**What is asked**
Find the string "Assisted" in the records. Copy every line it appears in.

··· Information provided ···

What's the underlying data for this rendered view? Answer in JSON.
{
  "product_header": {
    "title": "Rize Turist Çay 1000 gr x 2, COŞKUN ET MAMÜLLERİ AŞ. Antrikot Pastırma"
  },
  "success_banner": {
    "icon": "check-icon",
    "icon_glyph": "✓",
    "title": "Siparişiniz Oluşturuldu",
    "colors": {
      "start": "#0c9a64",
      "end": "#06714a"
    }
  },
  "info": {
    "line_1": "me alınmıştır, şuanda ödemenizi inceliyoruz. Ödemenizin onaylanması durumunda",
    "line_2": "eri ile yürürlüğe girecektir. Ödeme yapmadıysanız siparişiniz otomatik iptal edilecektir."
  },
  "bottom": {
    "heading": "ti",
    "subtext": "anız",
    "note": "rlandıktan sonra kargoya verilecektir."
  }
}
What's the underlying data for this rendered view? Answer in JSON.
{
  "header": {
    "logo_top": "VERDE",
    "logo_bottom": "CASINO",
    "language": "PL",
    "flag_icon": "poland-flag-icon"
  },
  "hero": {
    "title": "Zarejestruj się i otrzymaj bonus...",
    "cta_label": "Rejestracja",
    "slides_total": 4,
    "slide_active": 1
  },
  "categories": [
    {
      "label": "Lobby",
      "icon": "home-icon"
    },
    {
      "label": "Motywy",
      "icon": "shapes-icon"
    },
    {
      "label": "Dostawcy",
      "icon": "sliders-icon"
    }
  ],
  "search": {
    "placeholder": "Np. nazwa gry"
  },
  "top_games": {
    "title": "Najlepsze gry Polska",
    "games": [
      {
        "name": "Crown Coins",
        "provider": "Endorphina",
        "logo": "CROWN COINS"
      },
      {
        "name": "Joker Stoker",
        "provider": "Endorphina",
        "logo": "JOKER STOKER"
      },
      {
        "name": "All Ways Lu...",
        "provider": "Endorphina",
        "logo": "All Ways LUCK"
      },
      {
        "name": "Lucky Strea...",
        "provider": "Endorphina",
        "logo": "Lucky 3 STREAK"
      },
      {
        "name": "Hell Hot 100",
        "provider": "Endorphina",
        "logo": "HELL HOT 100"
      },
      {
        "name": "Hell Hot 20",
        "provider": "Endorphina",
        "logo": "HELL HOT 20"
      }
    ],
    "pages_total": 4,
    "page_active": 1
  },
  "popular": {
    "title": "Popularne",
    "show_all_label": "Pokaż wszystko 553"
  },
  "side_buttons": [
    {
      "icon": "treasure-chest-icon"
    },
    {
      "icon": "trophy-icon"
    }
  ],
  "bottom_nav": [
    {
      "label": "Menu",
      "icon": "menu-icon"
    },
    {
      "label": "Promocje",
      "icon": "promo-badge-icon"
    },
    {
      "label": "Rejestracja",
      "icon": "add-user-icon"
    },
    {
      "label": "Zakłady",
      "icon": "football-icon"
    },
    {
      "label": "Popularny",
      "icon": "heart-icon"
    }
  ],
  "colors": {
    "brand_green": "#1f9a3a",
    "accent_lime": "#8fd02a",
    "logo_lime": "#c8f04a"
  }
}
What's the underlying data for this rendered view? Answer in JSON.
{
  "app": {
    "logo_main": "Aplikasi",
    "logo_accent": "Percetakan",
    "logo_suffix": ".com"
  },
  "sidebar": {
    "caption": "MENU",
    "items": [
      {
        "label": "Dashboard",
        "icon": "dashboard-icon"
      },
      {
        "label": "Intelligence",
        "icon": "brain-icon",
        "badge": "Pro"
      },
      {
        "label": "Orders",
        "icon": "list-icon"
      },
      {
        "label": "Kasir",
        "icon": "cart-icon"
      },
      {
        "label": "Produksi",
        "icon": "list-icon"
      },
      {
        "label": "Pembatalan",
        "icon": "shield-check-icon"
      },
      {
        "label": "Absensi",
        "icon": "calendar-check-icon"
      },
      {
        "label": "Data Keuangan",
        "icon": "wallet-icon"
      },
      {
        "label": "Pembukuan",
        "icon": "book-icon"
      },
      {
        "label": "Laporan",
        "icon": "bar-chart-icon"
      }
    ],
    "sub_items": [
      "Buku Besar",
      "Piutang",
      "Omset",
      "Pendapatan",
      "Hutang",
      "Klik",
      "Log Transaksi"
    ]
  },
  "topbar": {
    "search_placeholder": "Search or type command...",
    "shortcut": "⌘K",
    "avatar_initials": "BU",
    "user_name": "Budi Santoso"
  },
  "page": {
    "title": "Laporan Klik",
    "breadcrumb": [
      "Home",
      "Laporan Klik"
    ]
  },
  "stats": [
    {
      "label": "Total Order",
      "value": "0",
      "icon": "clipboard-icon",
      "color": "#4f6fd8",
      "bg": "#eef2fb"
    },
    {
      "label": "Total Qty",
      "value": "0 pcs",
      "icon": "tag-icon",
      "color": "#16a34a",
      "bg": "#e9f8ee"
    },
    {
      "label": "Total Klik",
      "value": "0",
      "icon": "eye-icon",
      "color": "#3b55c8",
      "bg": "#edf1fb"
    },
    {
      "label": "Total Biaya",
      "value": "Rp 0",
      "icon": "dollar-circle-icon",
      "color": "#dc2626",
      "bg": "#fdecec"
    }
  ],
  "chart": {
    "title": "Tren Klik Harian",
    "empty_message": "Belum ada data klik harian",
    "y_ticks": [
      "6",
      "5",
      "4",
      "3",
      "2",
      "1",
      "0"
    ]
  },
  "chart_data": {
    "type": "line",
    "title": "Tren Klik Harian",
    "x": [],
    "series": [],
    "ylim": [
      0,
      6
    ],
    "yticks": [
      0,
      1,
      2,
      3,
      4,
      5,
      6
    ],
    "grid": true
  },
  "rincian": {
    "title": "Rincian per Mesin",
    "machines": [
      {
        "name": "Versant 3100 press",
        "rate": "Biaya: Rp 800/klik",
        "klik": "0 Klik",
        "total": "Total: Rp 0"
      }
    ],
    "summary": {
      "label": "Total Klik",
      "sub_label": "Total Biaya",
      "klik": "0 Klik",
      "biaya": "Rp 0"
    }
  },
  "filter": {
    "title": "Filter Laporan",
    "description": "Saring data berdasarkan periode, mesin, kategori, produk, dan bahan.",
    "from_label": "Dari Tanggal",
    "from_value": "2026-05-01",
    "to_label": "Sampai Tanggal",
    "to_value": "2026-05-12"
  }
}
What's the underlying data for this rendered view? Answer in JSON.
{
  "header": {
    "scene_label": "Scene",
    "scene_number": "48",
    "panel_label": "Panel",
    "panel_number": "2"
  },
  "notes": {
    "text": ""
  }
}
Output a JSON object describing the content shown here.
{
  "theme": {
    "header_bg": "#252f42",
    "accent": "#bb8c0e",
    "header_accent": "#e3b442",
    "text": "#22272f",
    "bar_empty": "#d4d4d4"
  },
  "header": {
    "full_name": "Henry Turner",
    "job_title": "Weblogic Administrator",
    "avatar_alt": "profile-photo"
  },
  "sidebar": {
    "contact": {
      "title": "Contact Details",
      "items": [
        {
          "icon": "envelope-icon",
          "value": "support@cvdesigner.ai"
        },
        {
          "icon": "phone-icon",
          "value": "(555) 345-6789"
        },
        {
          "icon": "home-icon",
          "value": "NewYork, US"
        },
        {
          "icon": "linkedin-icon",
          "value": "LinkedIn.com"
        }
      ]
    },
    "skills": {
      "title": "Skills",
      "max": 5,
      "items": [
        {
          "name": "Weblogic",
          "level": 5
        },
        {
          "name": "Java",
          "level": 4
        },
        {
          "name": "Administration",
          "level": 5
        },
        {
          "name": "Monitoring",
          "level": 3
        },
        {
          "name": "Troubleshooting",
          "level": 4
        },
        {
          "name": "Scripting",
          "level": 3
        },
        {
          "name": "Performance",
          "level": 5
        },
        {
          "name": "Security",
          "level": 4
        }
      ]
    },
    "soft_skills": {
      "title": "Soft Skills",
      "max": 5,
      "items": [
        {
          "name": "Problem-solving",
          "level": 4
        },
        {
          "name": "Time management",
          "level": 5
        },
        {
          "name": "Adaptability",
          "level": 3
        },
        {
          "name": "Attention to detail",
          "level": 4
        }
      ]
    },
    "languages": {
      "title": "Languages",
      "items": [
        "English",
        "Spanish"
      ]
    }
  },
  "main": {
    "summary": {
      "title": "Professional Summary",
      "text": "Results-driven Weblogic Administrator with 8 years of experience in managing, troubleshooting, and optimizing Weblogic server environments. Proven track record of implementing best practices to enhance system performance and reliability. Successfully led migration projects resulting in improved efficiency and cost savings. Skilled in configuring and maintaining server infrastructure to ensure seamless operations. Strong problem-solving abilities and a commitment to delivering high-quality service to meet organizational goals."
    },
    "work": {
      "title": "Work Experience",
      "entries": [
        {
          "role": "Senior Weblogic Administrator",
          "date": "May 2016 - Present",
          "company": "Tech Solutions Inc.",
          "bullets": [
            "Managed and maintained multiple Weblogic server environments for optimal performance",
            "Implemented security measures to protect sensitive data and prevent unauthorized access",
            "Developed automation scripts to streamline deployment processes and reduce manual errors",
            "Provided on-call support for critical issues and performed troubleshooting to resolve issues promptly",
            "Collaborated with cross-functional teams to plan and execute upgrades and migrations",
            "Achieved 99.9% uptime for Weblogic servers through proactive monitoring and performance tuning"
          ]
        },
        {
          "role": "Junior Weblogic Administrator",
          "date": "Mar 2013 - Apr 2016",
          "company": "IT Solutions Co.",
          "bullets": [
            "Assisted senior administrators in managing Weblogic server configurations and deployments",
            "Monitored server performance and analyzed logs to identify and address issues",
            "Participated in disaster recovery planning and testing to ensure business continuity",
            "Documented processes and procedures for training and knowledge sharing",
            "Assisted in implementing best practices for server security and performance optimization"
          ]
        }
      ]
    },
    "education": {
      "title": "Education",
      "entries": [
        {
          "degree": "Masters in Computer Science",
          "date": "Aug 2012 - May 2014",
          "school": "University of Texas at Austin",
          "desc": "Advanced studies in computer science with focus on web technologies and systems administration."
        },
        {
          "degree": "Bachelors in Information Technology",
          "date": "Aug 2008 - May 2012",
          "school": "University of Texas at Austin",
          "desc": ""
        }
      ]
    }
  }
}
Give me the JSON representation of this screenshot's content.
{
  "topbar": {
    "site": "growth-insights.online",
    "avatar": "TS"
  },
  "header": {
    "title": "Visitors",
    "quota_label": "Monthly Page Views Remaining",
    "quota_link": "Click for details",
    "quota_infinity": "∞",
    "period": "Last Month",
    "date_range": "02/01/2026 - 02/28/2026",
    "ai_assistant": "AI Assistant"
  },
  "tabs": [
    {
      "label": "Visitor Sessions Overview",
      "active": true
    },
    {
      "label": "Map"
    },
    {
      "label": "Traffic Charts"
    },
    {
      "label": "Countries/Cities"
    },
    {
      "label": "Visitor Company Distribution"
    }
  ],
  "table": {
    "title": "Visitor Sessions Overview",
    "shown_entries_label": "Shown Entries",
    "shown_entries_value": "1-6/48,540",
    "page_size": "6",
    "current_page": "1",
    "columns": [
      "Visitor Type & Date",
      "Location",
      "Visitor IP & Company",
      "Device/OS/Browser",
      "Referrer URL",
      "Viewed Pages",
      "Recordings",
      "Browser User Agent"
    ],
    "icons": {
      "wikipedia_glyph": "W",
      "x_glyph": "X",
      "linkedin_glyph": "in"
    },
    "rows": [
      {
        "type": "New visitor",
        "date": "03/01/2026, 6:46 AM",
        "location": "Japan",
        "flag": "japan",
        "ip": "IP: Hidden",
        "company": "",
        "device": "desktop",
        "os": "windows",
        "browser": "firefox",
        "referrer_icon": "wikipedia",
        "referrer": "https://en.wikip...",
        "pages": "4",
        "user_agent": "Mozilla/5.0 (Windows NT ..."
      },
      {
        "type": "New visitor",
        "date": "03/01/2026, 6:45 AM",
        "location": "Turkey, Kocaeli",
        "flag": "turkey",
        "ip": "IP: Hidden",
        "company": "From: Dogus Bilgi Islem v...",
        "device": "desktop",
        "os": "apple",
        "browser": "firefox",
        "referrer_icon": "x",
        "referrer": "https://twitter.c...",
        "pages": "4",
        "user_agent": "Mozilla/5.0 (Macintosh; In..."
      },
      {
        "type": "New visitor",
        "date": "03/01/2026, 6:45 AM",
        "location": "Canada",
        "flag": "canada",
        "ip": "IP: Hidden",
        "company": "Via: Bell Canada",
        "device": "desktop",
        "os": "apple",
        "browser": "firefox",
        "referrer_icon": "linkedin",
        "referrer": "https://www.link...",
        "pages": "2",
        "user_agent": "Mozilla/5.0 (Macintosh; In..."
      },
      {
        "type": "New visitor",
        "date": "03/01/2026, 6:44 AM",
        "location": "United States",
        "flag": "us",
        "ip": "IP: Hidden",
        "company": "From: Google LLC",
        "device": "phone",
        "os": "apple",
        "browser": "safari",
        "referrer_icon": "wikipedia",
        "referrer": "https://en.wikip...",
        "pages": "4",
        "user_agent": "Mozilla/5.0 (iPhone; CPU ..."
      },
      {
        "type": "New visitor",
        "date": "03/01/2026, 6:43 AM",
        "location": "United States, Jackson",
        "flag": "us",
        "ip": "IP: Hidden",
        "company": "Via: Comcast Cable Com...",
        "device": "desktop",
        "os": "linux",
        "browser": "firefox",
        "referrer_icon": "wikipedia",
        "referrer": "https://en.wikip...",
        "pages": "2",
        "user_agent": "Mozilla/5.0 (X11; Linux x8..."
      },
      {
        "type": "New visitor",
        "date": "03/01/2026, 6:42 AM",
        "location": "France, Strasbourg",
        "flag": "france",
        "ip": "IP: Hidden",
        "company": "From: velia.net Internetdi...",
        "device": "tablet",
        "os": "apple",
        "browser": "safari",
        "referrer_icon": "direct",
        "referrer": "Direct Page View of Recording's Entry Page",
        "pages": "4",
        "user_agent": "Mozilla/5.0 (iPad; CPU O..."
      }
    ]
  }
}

···

**Output of the task**
            "Assisted senior administrators in managing Weblogic server configurations and deployments",
            "Assisted in implementing best practices for server security and performance optimization"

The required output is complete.